Records from a data collection:
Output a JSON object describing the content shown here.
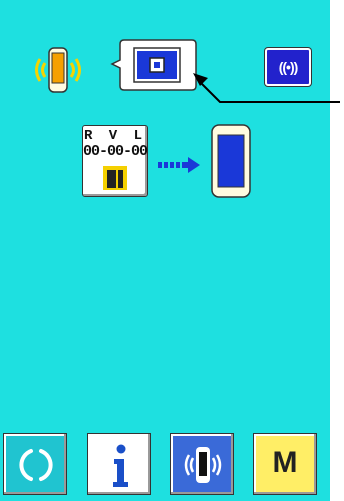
{
  "status": {
    "version_letters": "R V L",
    "version_digits": "00-00-00"
  },
  "signal_button": {
    "label": "((•))"
  },
  "bottom_bar": {
    "mode_label": "M"
  },
  "colors": {
    "background": "#1ee0e0",
    "accent_blue": "#2222cc",
    "device_orange": "#f5a000",
    "mode_yellow": "#ffee66"
  },
  "icons": [
    "comm-device-icon",
    "data-card-icon",
    "signal-icon",
    "sd-card-icon",
    "transfer-arrow-icon",
    "target-device-icon",
    "reset-icon",
    "info-icon",
    "communication-icon"
  ]
}
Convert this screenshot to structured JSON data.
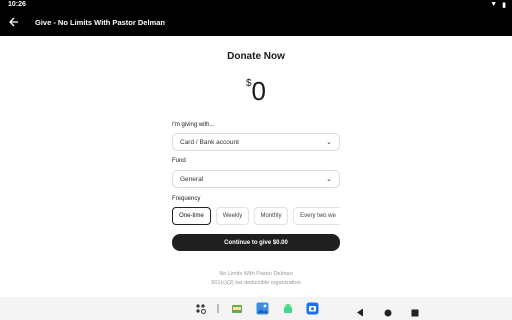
{
  "status": {
    "time": "10:26"
  },
  "appbar": {
    "back_icon": "arrow-left-icon",
    "title": "Give - No Limits With Pastor Delman"
  },
  "donate": {
    "heading": "Donate Now",
    "currency": "$",
    "amount": "0",
    "giving_label": "I'm giving with...",
    "giving_value": "Card / Bank account",
    "fund_label": "Fund",
    "fund_value": "General",
    "frequency_label": "Frequency",
    "frequencies": [
      "One-time",
      "Weekly",
      "Monthly",
      "Every two we"
    ],
    "selected_frequency": "One-time",
    "cta": "Continue to give $0.00"
  },
  "org": {
    "name": "No Limits With Pastor Delman",
    "tax": "501(c)(3) tax deductible organization"
  }
}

* _Given instruction_
All lines holding the word "Pastor" should be picked out and copied.

* _Output of the task_
    "title": "Give - No Limits With Pastor Delman"
    "name": "No Limits With Pastor Delman",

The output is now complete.